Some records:
******************************

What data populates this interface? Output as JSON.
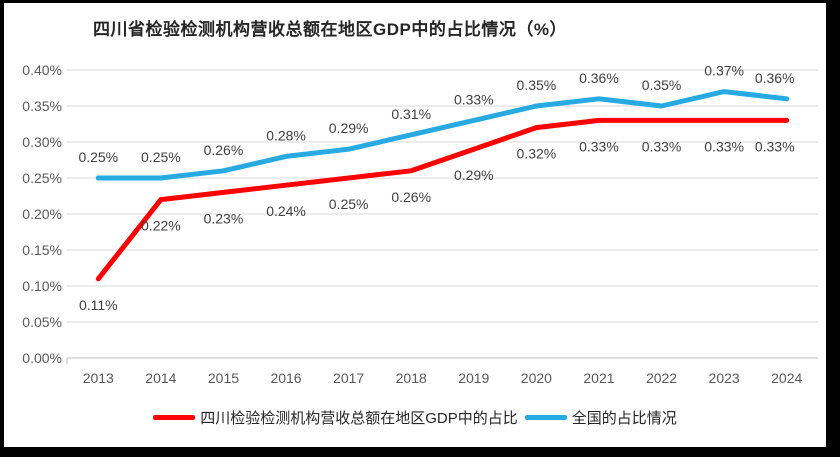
{
  "window": {
    "frame_color": "#000000",
    "background": "#ffffff"
  },
  "title": "四川省检验检测机构营收总额在地区GDP中的占比情况（%）",
  "chart_data": {
    "type": "line",
    "title": "四川省检验检测机构营收总额在地区GDP中的占比情况（%）",
    "categories": [
      "2013",
      "2014",
      "2015",
      "2016",
      "2017",
      "2018",
      "2019",
      "2020",
      "2021",
      "2022",
      "2023",
      "2024"
    ],
    "series": [
      {
        "name": "四川检验检测机构营收总额在地区GDP中的占比",
        "color": "#FF0000",
        "values": [
          0.11,
          0.22,
          0.23,
          0.24,
          0.25,
          0.26,
          0.29,
          0.32,
          0.33,
          0.33,
          0.33,
          0.33
        ],
        "labels": [
          "0.11%",
          "0.22%",
          "0.23%",
          "0.24%",
          "0.25%",
          "0.26%",
          "0.29%",
          "0.32%",
          "0.33%",
          "0.33%",
          "0.33%",
          "0.33%"
        ],
        "label_position": "below"
      },
      {
        "name": "全国的占比情况",
        "color": "#27AAE1",
        "values": [
          0.25,
          0.25,
          0.26,
          0.28,
          0.29,
          0.31,
          0.33,
          0.35,
          0.36,
          0.35,
          0.37,
          0.36
        ],
        "labels": [
          "0.25%",
          "0.25%",
          "0.26%",
          "0.28%",
          "0.29%",
          "0.31%",
          "0.33%",
          "0.35%",
          "0.36%",
          "0.35%",
          "0.37%",
          "0.36%"
        ],
        "label_position": "above"
      }
    ],
    "xlabel": "",
    "ylabel": "",
    "ylim": [
      0,
      0.4
    ],
    "ytick_step": 0.05,
    "ytick_labels": [
      "0.00%",
      "0.05%",
      "0.10%",
      "0.15%",
      "0.20%",
      "0.25%",
      "0.30%",
      "0.35%",
      "0.40%"
    ],
    "grid": true,
    "legend_position": "bottom",
    "styles": {
      "grid_color": "#D9D9D9",
      "axis_color": "#BFBFBF",
      "data_label_color": "#404040",
      "tick_label_color": "#595959",
      "line_width": 5
    }
  }
}
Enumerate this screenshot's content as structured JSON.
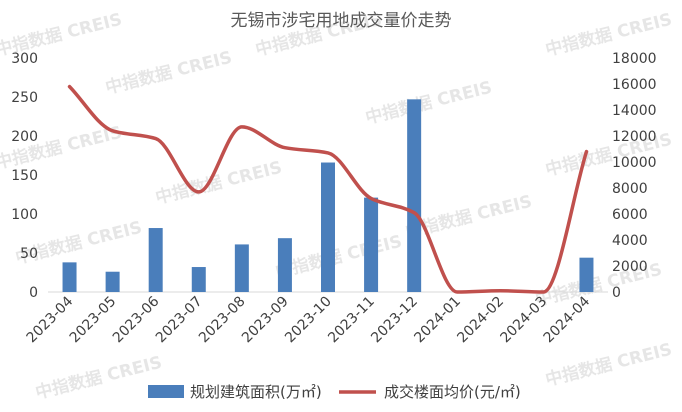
{
  "watermark_text": "中指数据 CREIS",
  "chart_data": {
    "type": "bar",
    "title": "无锡市涉宅用地成交量价走势",
    "categories": [
      "2023-04",
      "2023-05",
      "2023-06",
      "2023-07",
      "2023-08",
      "2023-09",
      "2023-10",
      "2023-11",
      "2023-12",
      "2024-01",
      "2024-02",
      "2024-03",
      "2024-04"
    ],
    "series": [
      {
        "name": "规划建筑面积(万㎡)",
        "type": "bar",
        "axis": "left",
        "color": "#4a7ebb",
        "values": [
          38,
          26,
          82,
          32,
          61,
          69,
          166,
          121,
          247,
          0,
          0,
          0,
          44
        ]
      },
      {
        "name": "成交楼面均价(元/㎡)",
        "type": "line",
        "smooth": true,
        "axis": "right",
        "color": "#c0504d",
        "values": [
          15800,
          12400,
          11800,
          7700,
          12700,
          11100,
          10700,
          7200,
          6100,
          0,
          100,
          0,
          10800
        ]
      }
    ],
    "y_left": {
      "min": 0,
      "max": 300,
      "ticks": [
        0,
        50,
        100,
        150,
        200,
        250,
        300
      ]
    },
    "y_right": {
      "min": 0,
      "max": 18000,
      "ticks": [
        0,
        2000,
        4000,
        6000,
        8000,
        10000,
        12000,
        14000,
        16000,
        18000
      ]
    },
    "grid": false,
    "legend_position": "bottom"
  }
}
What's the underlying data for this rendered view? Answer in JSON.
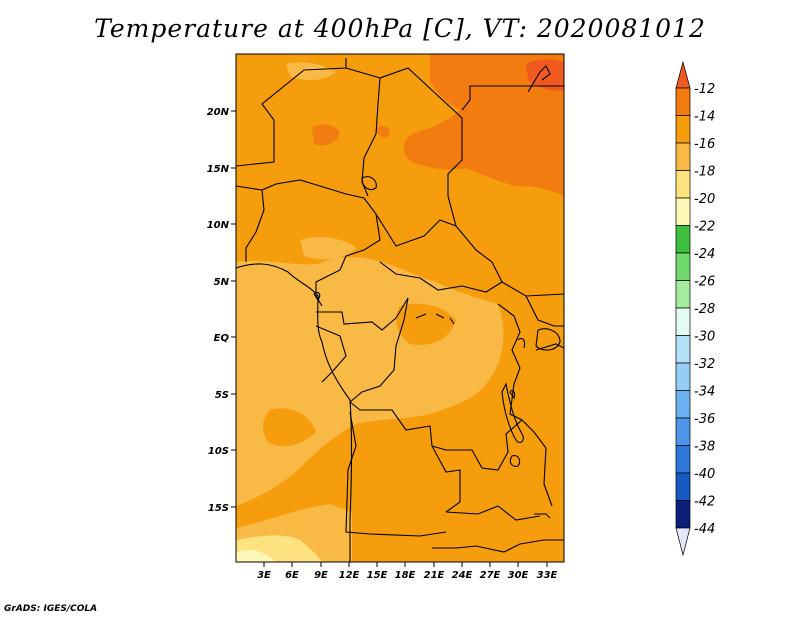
{
  "title": "Temperature at 400hPa [C], VT: 2020081012",
  "credit": "GrADS: IGES/COLA",
  "map": {
    "lat_labels": [
      "20N",
      "15N",
      "10N",
      "5N",
      "EQ",
      "5S",
      "10S",
      "15S"
    ],
    "lon_labels": [
      "3E",
      "6E",
      "9E",
      "12E",
      "15E",
      "18E",
      "21E",
      "24E",
      "27E",
      "30E",
      "33E"
    ]
  },
  "colorbar": {
    "labels": [
      "-12",
      "-14",
      "-16",
      "-18",
      "-20",
      "-22",
      "-24",
      "-26",
      "-28",
      "-30",
      "-32",
      "-34",
      "-36",
      "-38",
      "-40",
      "-42",
      "-44"
    ],
    "colors": {
      "c_gt_12": "#f05a1e",
      "c_12_14": "#f37c10",
      "c_14_16": "#f59d0c",
      "c_16_18": "#f8b945",
      "c_18_20": "#fde27f",
      "c_20_22": "#fef8b6",
      "c_22_24": "#3fbf3f",
      "c_24_26": "#72d96f",
      "c_26_28": "#a6ec9f",
      "c_28_30": "#e2fbf3",
      "c_30_32": "#b4e0f8",
      "c_32_34": "#93cdf5",
      "c_34_36": "#6cb1ef",
      "c_36_38": "#4d95e8",
      "c_38_40": "#2e78da",
      "c_40_42": "#1659c3",
      "c_42_44": "#0a1e7a",
      "c_lt_44": "#e6e6fa"
    }
  }
}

******************************

Search the entries for the string "JSON" and collect each line that has it.

— Final result —
What data populates this interface? Output as JSON.
Enumerate this screenshot's content as structured JSON.
What's the underlying data for this rendered view? Answer in JSON.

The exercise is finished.